_EXERCISE_
Set down each line of the data below exactly as it stands, dropping the pictures.

---

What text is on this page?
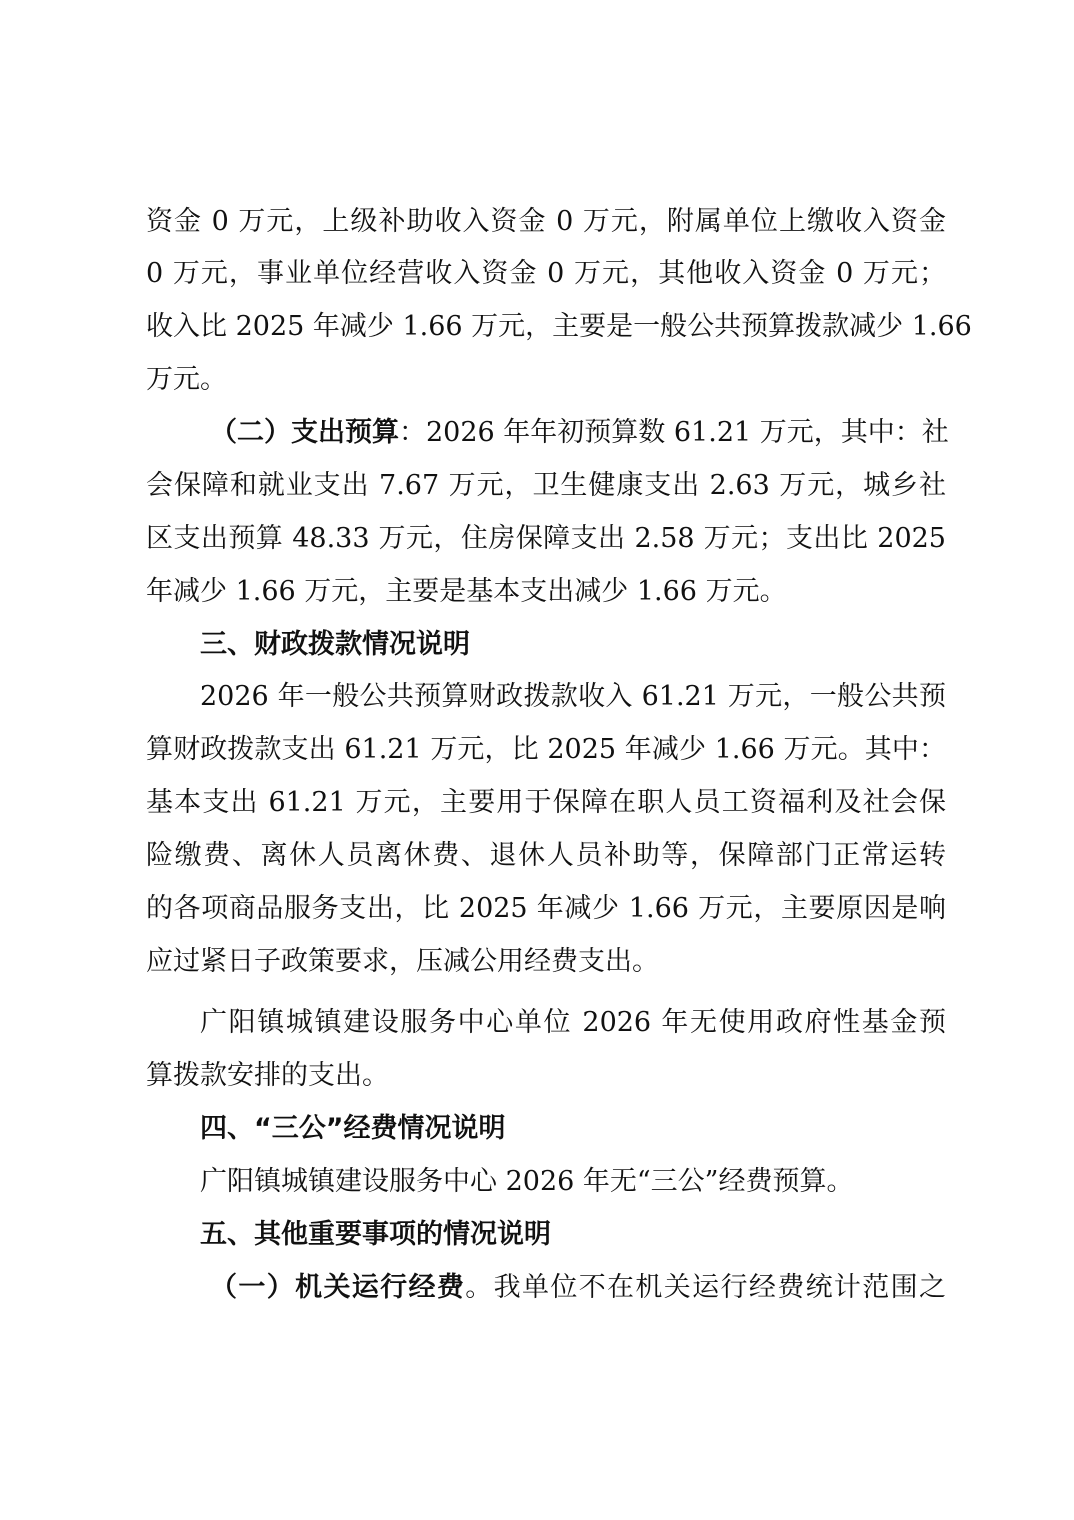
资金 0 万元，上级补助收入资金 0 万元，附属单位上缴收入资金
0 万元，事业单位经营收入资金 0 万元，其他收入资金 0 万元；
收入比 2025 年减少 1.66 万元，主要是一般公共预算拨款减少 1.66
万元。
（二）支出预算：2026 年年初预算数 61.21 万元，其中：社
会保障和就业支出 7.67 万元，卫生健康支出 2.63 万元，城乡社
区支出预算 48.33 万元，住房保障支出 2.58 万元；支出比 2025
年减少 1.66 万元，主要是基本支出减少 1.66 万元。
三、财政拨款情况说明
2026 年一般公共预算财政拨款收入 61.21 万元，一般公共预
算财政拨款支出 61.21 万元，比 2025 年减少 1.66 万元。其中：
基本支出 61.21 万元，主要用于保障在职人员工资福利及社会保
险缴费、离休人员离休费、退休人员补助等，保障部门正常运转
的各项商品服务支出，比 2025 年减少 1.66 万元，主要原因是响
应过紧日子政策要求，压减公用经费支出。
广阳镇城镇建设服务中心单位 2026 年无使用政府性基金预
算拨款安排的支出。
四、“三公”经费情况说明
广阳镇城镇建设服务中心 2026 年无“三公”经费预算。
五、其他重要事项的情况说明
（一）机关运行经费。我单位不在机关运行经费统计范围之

---

_FINAL RESULT_
What text is on this page?
资金 0 万元，上级补助收入资金 0 万元，附属单位上缴收入资金
0 万元，事业单位经营收入资金 0 万元，其他收入资金 0 万元；
收入比 2025 年减少 1.66 万元，主要是一般公共预算拨款减少 1.66
万元。
（二）支出预算：2026 年年初预算数 61.21 万元，其中：社
会保障和就业支出 7.67 万元，卫生健康支出 2.63 万元，城乡社
区支出预算 48.33 万元，住房保障支出 2.58 万元；支出比 2025
年减少 1.66 万元，主要是基本支出减少 1.66 万元。
三、财政拨款情况说明
2026 年一般公共预算财政拨款收入 61.21 万元，一般公共预
算财政拨款支出 61.21 万元，比 2025 年减少 1.66 万元。其中：
基本支出 61.21 万元，主要用于保障在职人员工资福利及社会保
险缴费、离休人员离休费、退休人员补助等，保障部门正常运转
的各项商品服务支出，比 2025 年减少 1.66 万元，主要原因是响
应过紧日子政策要求，压减公用经费支出。
广阳镇城镇建设服务中心单位 2026 年无使用政府性基金预
算拨款安排的支出。
四、“三公”经费情况说明
广阳镇城镇建设服务中心 2026 年无“三公”经费预算。
五、其他重要事项的情况说明
（一）机关运行经费。我单位不在机关运行经费统计范围之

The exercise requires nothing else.